What needs to be done — Reproduce the material word for word; the images stay out.

....................

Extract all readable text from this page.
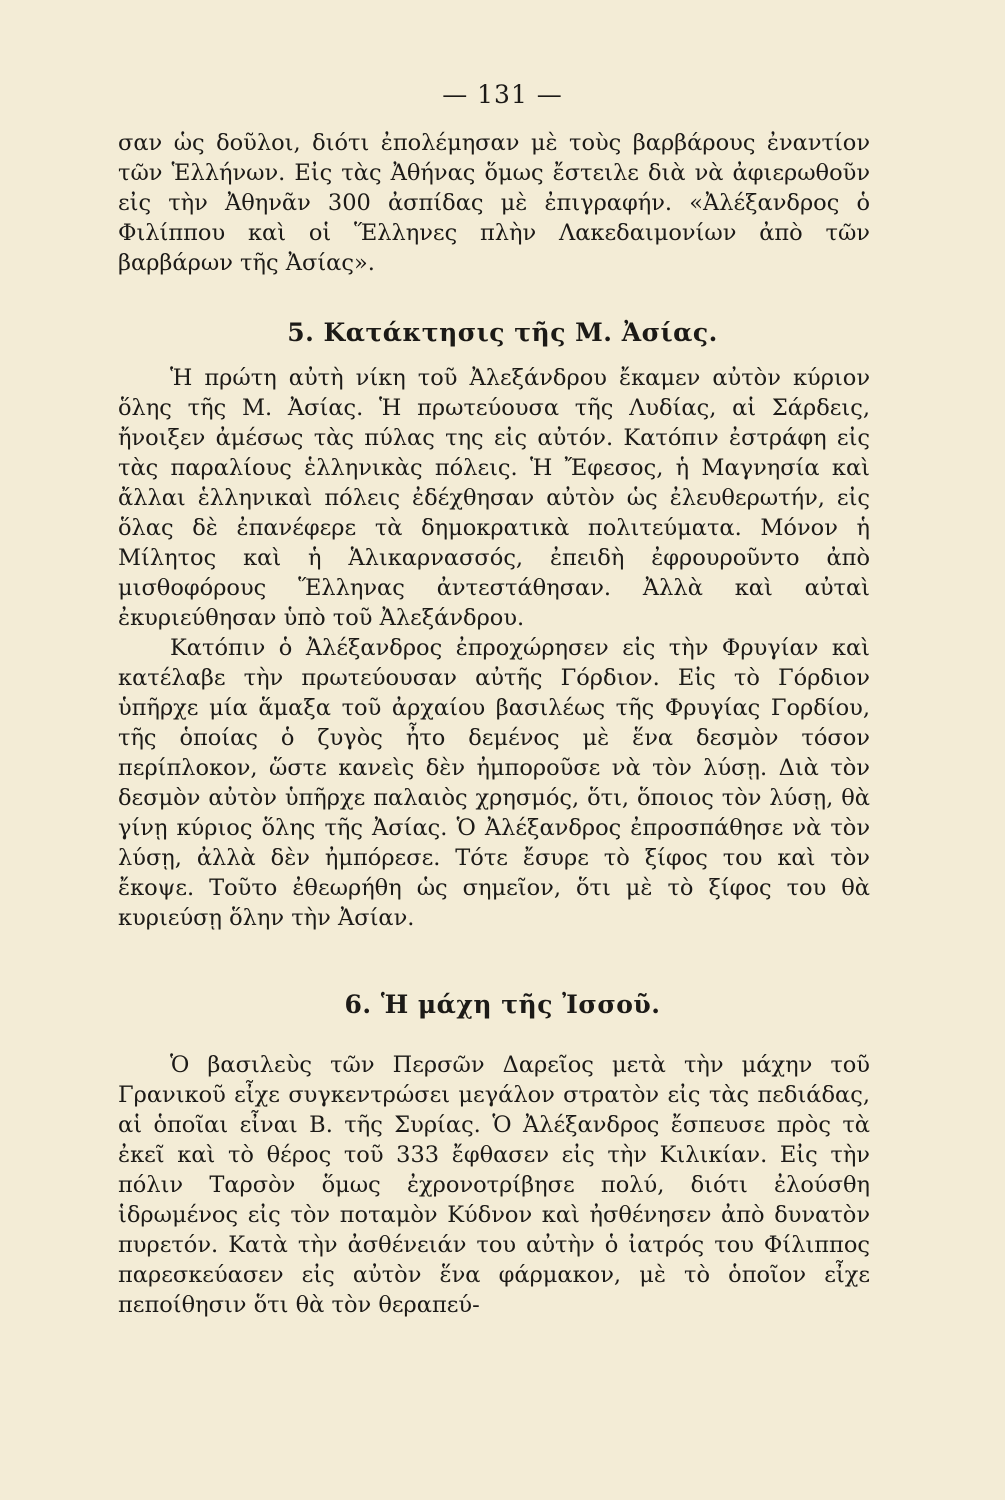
— 131 —

σαν ὡς δοῦλοι, διότι ἐπολέμησαν μὲ τοὺς βαρβάρους ἐναντίον τῶν Ἑλλήνων. Εἰς τὰς Ἀθήνας ὅμως ἔστειλε διὰ νὰ ἀφιερωθοῦν εἰς τὴν Ἀθηνᾶν 300 ἀσπίδας μὲ ἐπιγραφήν. «Ἀλέξανδρος ὁ Φιλίππου καὶ οἱ Ἕλληνες πλὴν Λακεδαιμονίων ἀπὸ τῶν βαρβάρων τῆς Ἀσίας».

5. Κατάκτησις τῆς Μ. Ἀσίας.

Ἡ πρώτη αὐτὴ νίκη τοῦ Ἀλεξάνδρου ἔκαμεν αὐτὸν κύριον ὅλης τῆς Μ. Ἀσίας. Ἡ πρωτεύουσα τῆς Λυδίας, αἱ Σάρδεις, ἤνοιξεν ἀμέσως τὰς πύλας της εἰς αὐτόν. Κατόπιν ἐστράφη εἰς τὰς παραλίους ἑλληνικὰς πόλεις. Ἡ Ἔφεσος, ἡ Μαγνησία καὶ ἄλλαι ἑλληνικαὶ πόλεις ἐδέχθησαν αὐτὸν ὡς ἐλευθερωτήν, εἰς ὅλας δὲ ἐπανέφερε τὰ δημοκρατικὰ πολιτεύματα. Μόνον ἡ Μίλητος καὶ ἡ Ἁλικαρνασσός, ἐπειδὴ ἐφρουροῦντο ἀπὸ μισθοφόρους Ἕλληνας ἀντεστάθησαν. Ἀλλὰ καὶ αὐταὶ ἐκυριεύθησαν ὑπὸ τοῦ Ἀλεξάνδρου.

Κατόπιν ὁ Ἀλέξανδρος ἐπροχώρησεν εἰς τὴν Φρυγίαν καὶ κατέλαβε τὴν πρωτεύουσαν αὐτῆς Γόρδιον. Εἰς τὸ Γόρδιον ὑπῆρχε μία ἅμαξα τοῦ ἀρχαίου βασιλέως τῆς Φρυγίας Γορδίου, τῆς ὁποίας ὁ ζυγὸς ἦτο δεμένος μὲ ἕνα δεσμὸν τόσον περίπλοκον, ὥστε κανεὶς δὲν ἠμποροῦσε νὰ τὸν λύσῃ. Διὰ τὸν δεσμὸν αὐτὸν ὑπῆρχε παλαιὸς χρησμός, ὅτι, ὅποιος τὸν λύσῃ, θὰ γίνῃ κύριος ὅλης τῆς Ἀσίας. Ὁ Ἀλέξανδρος ἐπροσπάθησε νὰ τὸν λύσῃ, ἀλλὰ δὲν ἠμπόρεσε. Τότε ἔσυρε τὸ ξίφος του καὶ τὸν ἔκοψε. Τοῦτο ἐθεωρήθη ὡς σημεῖον, ὅτι μὲ τὸ ξίφος του θὰ κυριεύσῃ ὅλην τὴν Ἀσίαν.

6. Ἡ μάχη τῆς Ἰσσοῦ.

Ὁ βασιλεὺς τῶν Περσῶν Δαρεῖος μετὰ τὴν μάχην τοῦ Γρανικοῦ εἶχε συγκεντρώσει μεγάλον στρατὸν εἰς τὰς πεδιάδας, αἱ ὁποῖαι εἶναι Β. τῆς Συρίας. Ὁ Ἀλέξανδρος ἔσπευσε πρὸς τὰ ἐκεῖ καὶ τὸ θέρος τοῦ 333 ἔφθασεν εἰς τὴν Κιλικίαν. Εἰς τὴν πόλιν Ταρσὸν ὅμως ἐχρονοτρίβησε πολύ, διότι ἐλούσθη ἱδρωμένος εἰς τὸν ποταμὸν Κύδνον καὶ ἠσθένησεν ἀπὸ δυνατὸν πυρετόν. Κατὰ τὴν ἀσθένειάν του αὐτὴν ὁ ἰατρός του Φίλιππος παρεσκεύασεν εἰς αὐτὸν ἕνα φάρμακον, μὲ τὸ ὁποῖον εἶχε πεποίθησιν ὅτι θὰ τὸν θεραπεύ-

....................

Result of the task —
Extract all readable text from this page.
— 131 —

σαν ὡς δοῦλοι, διότι ἐπολέμησαν μὲ τοὺς βαρβάρους ἐναντίον τῶν Ἑλλήνων. Εἰς τὰς Ἀθήνας ὅμως ἔστειλε διὰ νὰ ἀφιερωθοῦν εἰς τὴν Ἀθηνᾶν 300 ἀσπίδας μὲ ἐπιγραφήν. «Ἀλέξανδρος ὁ Φιλίππου καὶ οἱ Ἕλληνες πλὴν Λακεδαιμονίων ἀπὸ τῶν βαρβάρων τῆς Ἀσίας».

5. Κατάκτησις τῆς Μ. Ἀσίας.

Ἡ πρώτη αὐτὴ νίκη τοῦ Ἀλεξάνδρου ἔκαμεν αὐτὸν κύριον ὅλης τῆς Μ. Ἀσίας. Ἡ πρωτεύουσα τῆς Λυδίας, αἱ Σάρδεις, ἤνοιξεν ἀμέσως τὰς πύλας της εἰς αὐτόν. Κατόπιν ἐστράφη εἰς τὰς παραλίους ἑλληνικὰς πόλεις. Ἡ Ἔφεσος, ἡ Μαγνησία καὶ ἄλλαι ἑλληνικαὶ πόλεις ἐδέχθησαν αὐτὸν ὡς ἐλευθερωτήν, εἰς ὅλας δὲ ἐπανέφερε τὰ δημοκρατικὰ πολιτεύματα. Μόνον ἡ Μίλητος καὶ ἡ Ἁλικαρνασσός, ἐπειδὴ ἐφρουροῦντο ἀπὸ μισθοφόρους Ἕλληνας ἀντεστάθησαν. Ἀλλὰ καὶ αὐταὶ ἐκυριεύθησαν ὑπὸ τοῦ Ἀλεξάνδρου.

Κατόπιν ὁ Ἀλέξανδρος ἐπροχώρησεν εἰς τὴν Φρυγίαν καὶ κατέλαβε τὴν πρωτεύουσαν αὐτῆς Γόρδιον. Εἰς τὸ Γόρδιον ὑπῆρχε μία ἅμαξα τοῦ ἀρχαίου βασιλέως τῆς Φρυγίας Γορδίου, τῆς ὁποίας ὁ ζυγὸς ἦτο δεμένος μὲ ἕνα δεσμὸν τόσον περίπλοκον, ὥστε κανεὶς δὲν ἠμποροῦσε νὰ τὸν λύσῃ. Διὰ τὸν δεσμὸν αὐτὸν ὑπῆρχε παλαιὸς χρησμός, ὅτι, ὅποιος τὸν λύσῃ, θὰ γίνῃ κύριος ὅλης τῆς Ἀσίας. Ὁ Ἀλέξανδρος ἐπροσπάθησε νὰ τὸν λύσῃ, ἀλλὰ δὲν ἠμπόρεσε. Τότε ἔσυρε τὸ ξίφος του καὶ τὸν ἔκοψε. Τοῦτο ἐθεωρήθη ὡς σημεῖον, ὅτι μὲ τὸ ξίφος του θὰ κυριεύσῃ ὅλην τὴν Ἀσίαν.

6. Ἡ μάχη τῆς Ἰσσοῦ.

Ὁ βασιλεὺς τῶν Περσῶν Δαρεῖος μετὰ τὴν μάχην τοῦ Γρανικοῦ εἶχε συγκεντρώσει μεγάλον στρατὸν εἰς τὰς πεδιάδας, αἱ ὁποῖαι εἶναι Β. τῆς Συρίας. Ὁ Ἀλέξανδρος ἔσπευσε πρὸς τὰ ἐκεῖ καὶ τὸ θέρος τοῦ 333 ἔφθασεν εἰς τὴν Κιλικίαν. Εἰς τὴν πόλιν Ταρσὸν ὅμως ἐχρονοτρίβησε πολύ, διότι ἐλούσθη ἱδρωμένος εἰς τὸν ποταμὸν Κύδνον καὶ ἠσθένησεν ἀπὸ δυνατὸν πυρετόν. Κατὰ τὴν ἀσθένειάν του αὐτὴν ὁ ἰατρός του Φίλιππος παρεσκεύασεν εἰς αὐτὸν ἕνα φάρμακον, μὲ τὸ ὁποῖον εἶχε πεποίθησιν ὅτι θὰ τὸν θεραπεύ-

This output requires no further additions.